----- Data provided -----
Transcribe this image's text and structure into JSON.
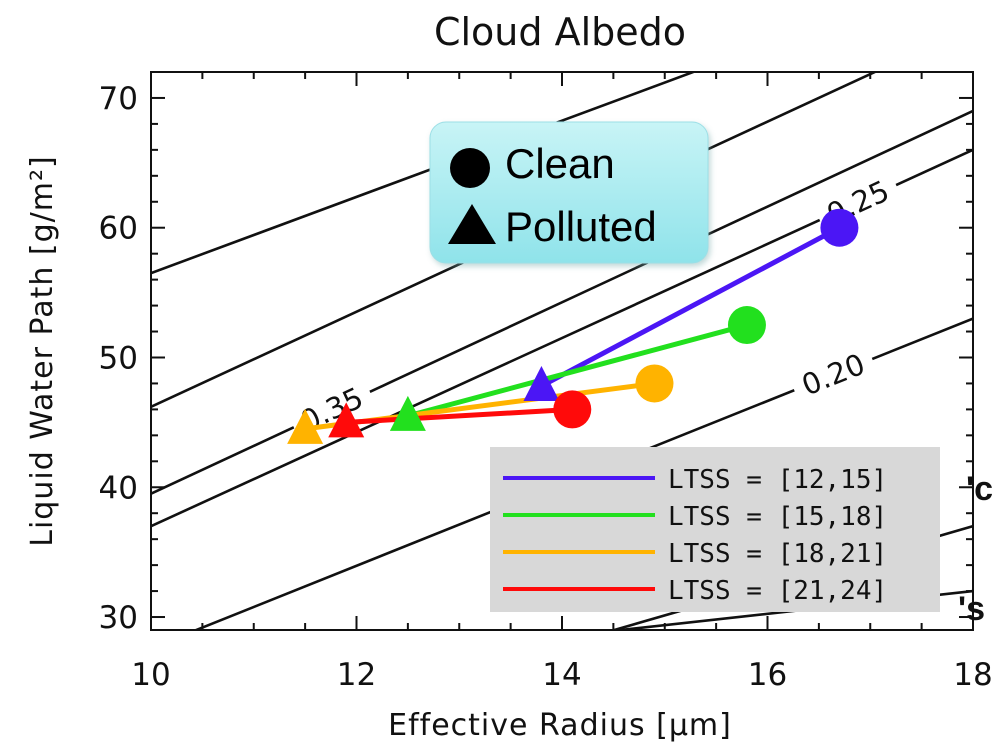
{
  "chart_data": {
    "type": "line",
    "title": "Cloud Albedo",
    "xlabel": "Effective Radius [μm]",
    "ylabel": "Liquid Water Path [g/m²]",
    "xlim": [
      10,
      18
    ],
    "ylim": [
      29,
      72
    ],
    "x_ticks": [
      "10",
      "12",
      "14",
      "16",
      "18"
    ],
    "y_ticks": [
      "30",
      "40",
      "50",
      "60",
      "70"
    ],
    "grid": false,
    "contours": [
      {
        "label": "0.35",
        "points": [
          [
            10,
            39.5
          ],
          [
            18,
            69.0
          ]
        ]
      },
      {
        "label": "",
        "points": [
          [
            10,
            46.2
          ],
          [
            18,
            75.5
          ]
        ]
      },
      {
        "label": "0.25",
        "points": [
          [
            10,
            37.0
          ],
          [
            18,
            66.0
          ]
        ]
      },
      {
        "label": "0.20",
        "points": [
          [
            10,
            27.6
          ],
          [
            18,
            53.0
          ]
        ]
      },
      {
        "label": "",
        "points": [
          [
            13.2,
            26.0
          ],
          [
            18,
            37.0
          ]
        ]
      },
      {
        "label": "",
        "points": [
          [
            10,
            56.5
          ],
          [
            18,
            80.0
          ]
        ]
      },
      {
        "label": "",
        "points": [
          [
            10,
            25.0
          ],
          [
            18,
            32.0
          ]
        ]
      }
    ],
    "marker_box": {
      "clean_label": "Clean",
      "polluted_label": "Polluted"
    },
    "series": [
      {
        "name": "LTSS = [12,15]",
        "color": "#4b16f5",
        "polluted": [
          13.8,
          47.8
        ],
        "clean": [
          16.7,
          60.0
        ]
      },
      {
        "name": "LTSS = [15,18]",
        "color": "#22e01e",
        "polluted": [
          12.5,
          45.5
        ],
        "clean": [
          15.8,
          52.5
        ]
      },
      {
        "name": "LTSS = [18,21]",
        "color": "#ffb300",
        "polluted": [
          11.5,
          44.5
        ],
        "clean": [
          14.9,
          48.0
        ]
      },
      {
        "name": "LTSS = [21,24]",
        "color": "#ff0a0a",
        "polluted": [
          11.9,
          45.0
        ],
        "clean": [
          14.1,
          46.0
        ]
      }
    ],
    "legend_position": "bottom-right"
  },
  "edge_text": {
    "right_top": "'c",
    "right_bottom": "'s"
  }
}
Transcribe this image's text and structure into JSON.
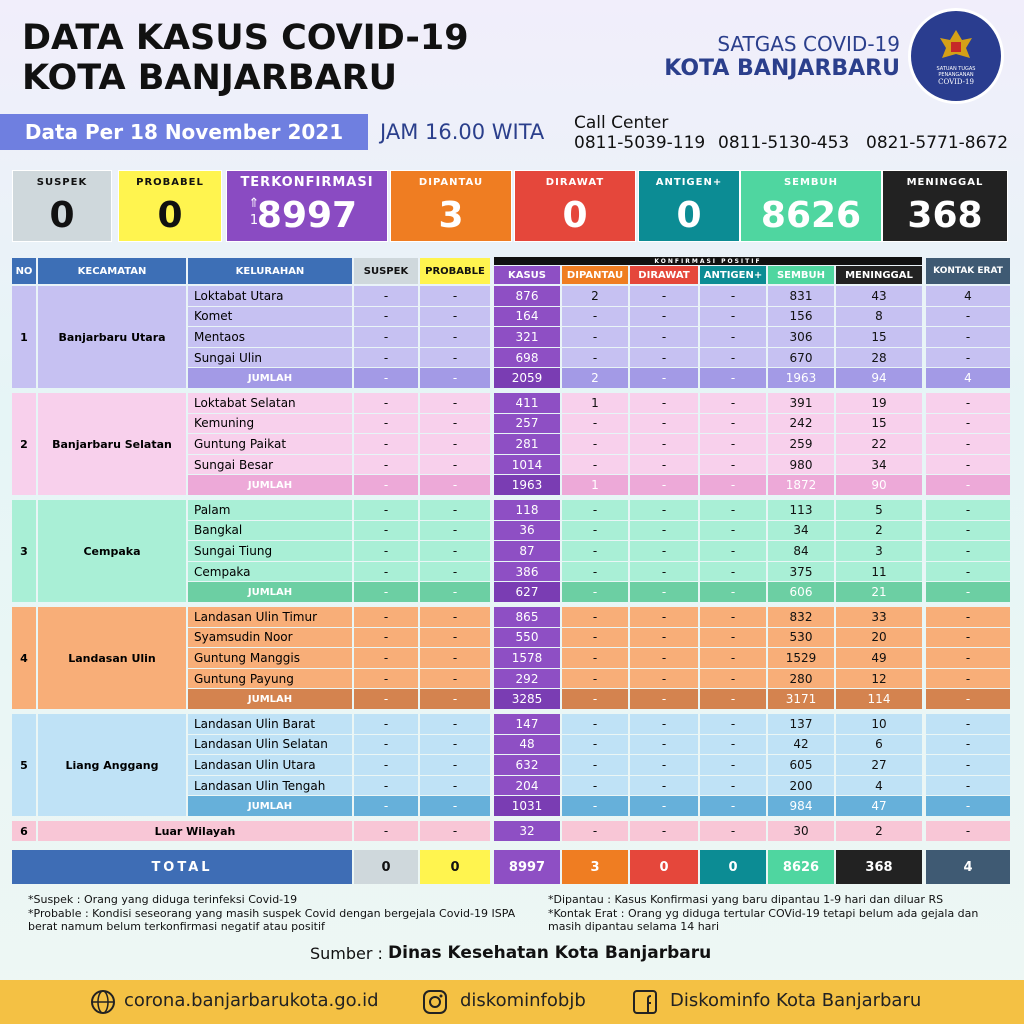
{
  "header": {
    "title_line1": "DATA KASUS COVID-19",
    "title_line2": "KOTA BANJARBARU",
    "org_line1": "SATGAS COVID-19",
    "org_line2": "KOTA BANJARBARU",
    "logo_line1": "SATUAN TUGAS",
    "logo_line2": "PENANGANAN",
    "logo_line3": "COVID-19",
    "date": "Data Per 18 November 2021",
    "time": "JAM 16.00 WITA",
    "call_center_label": "Call Center",
    "call_center_numbers": [
      "0811-5039-119",
      "0811-5130-453",
      "0821-5771-8672"
    ]
  },
  "summary": [
    {
      "label": "SUSPEK",
      "value": 0
    },
    {
      "label": "PROBABEL",
      "value": 0
    },
    {
      "label": "TERKONFIRMASI",
      "value": 8997,
      "increase": 1
    },
    {
      "label": "DIPANTAU",
      "value": 3
    },
    {
      "label": "DIRAWAT",
      "value": 0
    },
    {
      "label": "ANTIGEN+",
      "value": 0
    },
    {
      "label": "SEMBUH",
      "value": 8626
    },
    {
      "label": "MENINGGAL",
      "value": 368
    }
  ],
  "table": {
    "columns": [
      "NO",
      "KECAMATAN",
      "KELURAHAN",
      "SUSPEK",
      "PROBABLE",
      "KASUS",
      "DIPANTAU",
      "DIRAWAT",
      "ANTIGEN+",
      "SEMBUH",
      "MENINGGAL",
      "KONTAK ERAT"
    ],
    "group_header": "KONFIRMASI POSITIF",
    "total_label": "JUMLAH",
    "districts": [
      {
        "no": 1,
        "name": "Banjarbaru Utara",
        "rows": [
          [
            "Loktabat Utara",
            "-",
            "-",
            876,
            2,
            "-",
            "-",
            831,
            43,
            4
          ],
          [
            "Komet",
            "-",
            "-",
            164,
            "-",
            "-",
            "-",
            156,
            8,
            "-"
          ],
          [
            "Mentaos",
            "-",
            "-",
            321,
            "-",
            "-",
            "-",
            306,
            15,
            "-"
          ],
          [
            "Sungai Ulin",
            "-",
            "-",
            698,
            "-",
            "-",
            "-",
            670,
            28,
            "-"
          ]
        ],
        "total": [
          "-",
          "-",
          2059,
          2,
          "-",
          "-",
          1963,
          94,
          4
        ]
      },
      {
        "no": 2,
        "name": "Banjarbaru Selatan",
        "rows": [
          [
            "Loktabat Selatan",
            "-",
            "-",
            411,
            1,
            "-",
            "-",
            391,
            19,
            "-"
          ],
          [
            "Kemuning",
            "-",
            "-",
            257,
            "-",
            "-",
            "-",
            242,
            15,
            "-"
          ],
          [
            "Guntung Paikat",
            "-",
            "-",
            281,
            "-",
            "-",
            "-",
            259,
            22,
            "-"
          ],
          [
            "Sungai Besar",
            "-",
            "-",
            1014,
            "-",
            "-",
            "-",
            980,
            34,
            "-"
          ]
        ],
        "total": [
          "-",
          "-",
          1963,
          1,
          "-",
          "-",
          1872,
          90,
          "-"
        ]
      },
      {
        "no": 3,
        "name": "Cempaka",
        "rows": [
          [
            "Palam",
            "-",
            "-",
            118,
            "-",
            "-",
            "-",
            113,
            5,
            "-"
          ],
          [
            "Bangkal",
            "-",
            "-",
            36,
            "-",
            "-",
            "-",
            34,
            2,
            "-"
          ],
          [
            "Sungai Tiung",
            "-",
            "-",
            87,
            "-",
            "-",
            "-",
            84,
            3,
            "-"
          ],
          [
            "Cempaka",
            "-",
            "-",
            386,
            "-",
            "-",
            "-",
            375,
            11,
            "-"
          ]
        ],
        "total": [
          "-",
          "-",
          627,
          "-",
          "-",
          "-",
          606,
          21,
          "-"
        ]
      },
      {
        "no": 4,
        "name": "Landasan Ulin",
        "rows": [
          [
            "Landasan Ulin Timur",
            "-",
            "-",
            865,
            "-",
            "-",
            "-",
            832,
            33,
            "-"
          ],
          [
            "Syamsudin Noor",
            "-",
            "-",
            550,
            "-",
            "-",
            "-",
            530,
            20,
            "-"
          ],
          [
            "Guntung Manggis",
            "-",
            "-",
            1578,
            "-",
            "-",
            "-",
            1529,
            49,
            "-"
          ],
          [
            "Guntung Payung",
            "-",
            "-",
            292,
            "-",
            "-",
            "-",
            280,
            12,
            "-"
          ]
        ],
        "total": [
          "-",
          "-",
          3285,
          "-",
          "-",
          "-",
          3171,
          114,
          "-"
        ]
      },
      {
        "no": 5,
        "name": "Liang Anggang",
        "rows": [
          [
            "Landasan Ulin Barat",
            "-",
            "-",
            147,
            "-",
            "-",
            "-",
            137,
            10,
            "-"
          ],
          [
            "Landasan Ulin Selatan",
            "-",
            "-",
            48,
            "-",
            "-",
            "-",
            42,
            6,
            "-"
          ],
          [
            "Landasan Ulin Utara",
            "-",
            "-",
            632,
            "-",
            "-",
            "-",
            605,
            27,
            "-"
          ],
          [
            "Landasan Ulin Tengah",
            "-",
            "-",
            204,
            "-",
            "-",
            "-",
            200,
            4,
            "-"
          ]
        ],
        "total": [
          "-",
          "-",
          1031,
          "-",
          "-",
          "-",
          984,
          47,
          "-"
        ]
      }
    ],
    "outside": {
      "no": 6,
      "name": "Luar Wilayah",
      "values": [
        "-",
        "-",
        32,
        "-",
        "-",
        "-",
        30,
        2,
        "-"
      ]
    },
    "grand_total": {
      "label": "TOTAL",
      "values": [
        0,
        0,
        8997,
        3,
        0,
        0,
        8626,
        368,
        4
      ]
    }
  },
  "notes": {
    "suspek": "*Suspek : Orang yang diduga terinfeksi Covid-19",
    "probable": "*Probable : Kondisi seseorang yang masih suspek Covid dengan bergejala Covid-19 ISPA berat namum belum terkonfirmasi negatif atau positif",
    "dipantau": "*Dipantau : Kasus Konfirmasi yang baru dipantau 1-9 hari dan diluar RS",
    "kontak_erat": "*Kontak Erat : Orang yg diduga tertular COVid-19 tetapi belum ada gejala dan masih dipantau selama 14 hari"
  },
  "source": {
    "label": "Sumber :",
    "name": "Dinas Kesehatan Kota Banjarbaru"
  },
  "footer": {
    "website": "corona.banjarbarukota.go.id",
    "instagram": "diskominfobjb",
    "facebook": "Diskominfo Kota Banjarbaru"
  }
}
-----
• _The task_: Report every line in the data above in which the word "hari" appears.

• _Answer in full_:
    "dipantau": "*Dipantau : Kasus Konfirmasi yang baru dipantau 1-9 hari dan diluar RS",
    "kontak_erat": "*Kontak Erat : Orang yg diduga tertular COVid-19 tetapi belum ada gejala dan masih dipantau selama 14 hari"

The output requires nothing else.